Reproduce the listing below exactly, minus its pictures.

════════════════════

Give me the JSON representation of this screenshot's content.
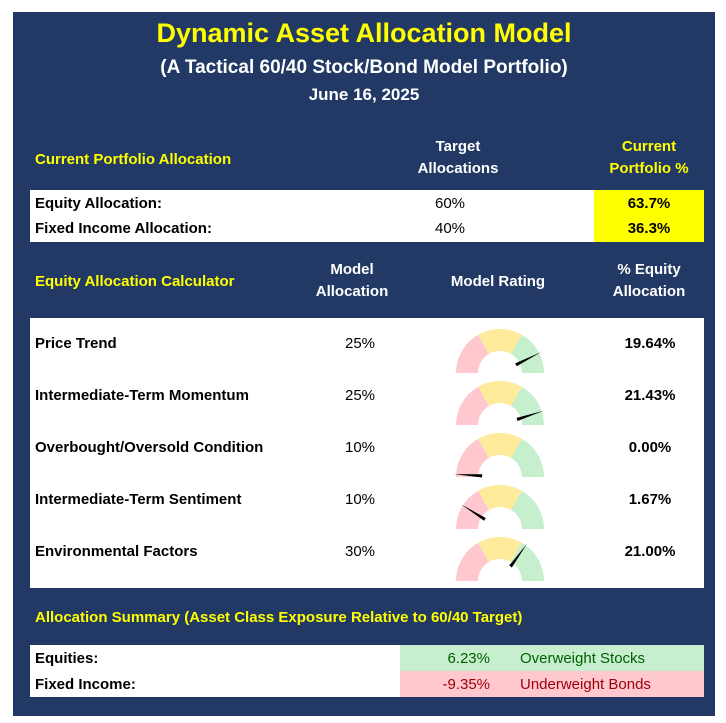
{
  "header": {
    "title": "Dynamic Asset Allocation Model",
    "subtitle": "(A Tactical 60/40 Stock/Bond Model Portfolio)",
    "date": "June 16, 2025"
  },
  "portfolio": {
    "section_title": "Current Portfolio Allocation",
    "col_target_line1": "Target",
    "col_target_line2": "Allocations",
    "col_current_line1": "Current",
    "col_current_line2": "Portfolio %",
    "rows": [
      {
        "label": "Equity Allocation:",
        "target": "60%",
        "current": "63.7%"
      },
      {
        "label": "Fixed Income Allocation:",
        "target": "40%",
        "current": "36.3%"
      }
    ]
  },
  "calculator": {
    "section_title": "Equity Allocation Calculator",
    "col_model_line1": "Model",
    "col_model_line2": "Allocation",
    "col_rating": "Model Rating",
    "col_equity_line1": "% Equity",
    "col_equity_line2": "Allocation",
    "rows": [
      {
        "label": "Price Trend",
        "model": "25%",
        "equity": "19.64%",
        "needle": 0.85
      },
      {
        "label": "Intermediate-Term Momentum",
        "model": "25%",
        "equity": "21.43%",
        "needle": 0.9
      },
      {
        "label": "Overbought/Oversold Condition",
        "model": "10%",
        "equity": "0.00%",
        "needle": 0.02
      },
      {
        "label": "Intermediate-Term Sentiment",
        "model": "10%",
        "equity": "1.67%",
        "needle": 0.18
      },
      {
        "label": "Environmental Factors",
        "model": "30%",
        "equity": "21.00%",
        "needle": 0.7
      }
    ],
    "zone_colors": [
      "#ffc7ce",
      "#ffeb9c",
      "#c6efce"
    ]
  },
  "summary": {
    "section_title": "Allocation Summary (Asset Class Exposure Relative to 60/40 Target)",
    "rows": [
      {
        "label": "Equities:",
        "value": "6.23%",
        "note": "Overweight Stocks",
        "tone": "green"
      },
      {
        "label": "Fixed Income:",
        "value": "-9.35%",
        "note": "Underweight Bonds",
        "tone": "red"
      }
    ]
  },
  "colors": {
    "background": "#213964",
    "accent_yellow": "#ffff00",
    "positive_green": "#c7eece",
    "negative_red": "#ffc7ce",
    "positive_text": "#006100",
    "negative_text": "#9c0006"
  }
}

════════════════════

◆ **RESULT FOR THIS EXERCISE**:
Give me the JSON representation of this screenshot's content.
{
  "header": {
    "title": "Dynamic Asset Allocation Model",
    "subtitle": "(A Tactical 60/40 Stock/Bond Model Portfolio)",
    "date": "June 16, 2025"
  },
  "portfolio": {
    "section_title": "Current Portfolio Allocation",
    "col_target_line1": "Target",
    "col_target_line2": "Allocations",
    "col_current_line1": "Current",
    "col_current_line2": "Portfolio %",
    "rows": [
      {
        "label": "Equity Allocation:",
        "target": "60%",
        "current": "63.7%"
      },
      {
        "label": "Fixed Income Allocation:",
        "target": "40%",
        "current": "36.3%"
      }
    ]
  },
  "calculator": {
    "section_title": "Equity Allocation Calculator",
    "col_model_line1": "Model",
    "col_model_line2": "Allocation",
    "col_rating": "Model Rating",
    "col_equity_line1": "% Equity",
    "col_equity_line2": "Allocation",
    "rows": [
      {
        "label": "Price Trend",
        "model": "25%",
        "equity": "19.64%",
        "needle": 0.85
      },
      {
        "label": "Intermediate-Term Momentum",
        "model": "25%",
        "equity": "21.43%",
        "needle": 0.9
      },
      {
        "label": "Overbought/Oversold Condition",
        "model": "10%",
        "equity": "0.00%",
        "needle": 0.02
      },
      {
        "label": "Intermediate-Term Sentiment",
        "model": "10%",
        "equity": "1.67%",
        "needle": 0.18
      },
      {
        "label": "Environmental Factors",
        "model": "30%",
        "equity": "21.00%",
        "needle": 0.7
      }
    ],
    "zone_colors": [
      "#ffc7ce",
      "#ffeb9c",
      "#c6efce"
    ]
  },
  "summary": {
    "section_title": "Allocation Summary (Asset Class Exposure Relative to 60/40 Target)",
    "rows": [
      {
        "label": "Equities:",
        "value": "6.23%",
        "note": "Overweight Stocks",
        "tone": "green"
      },
      {
        "label": "Fixed Income:",
        "value": "-9.35%",
        "note": "Underweight Bonds",
        "tone": "red"
      }
    ]
  },
  "colors": {
    "background": "#213964",
    "accent_yellow": "#ffff00",
    "positive_green": "#c7eece",
    "negative_red": "#ffc7ce",
    "positive_text": "#006100",
    "negative_text": "#9c0006"
  }
}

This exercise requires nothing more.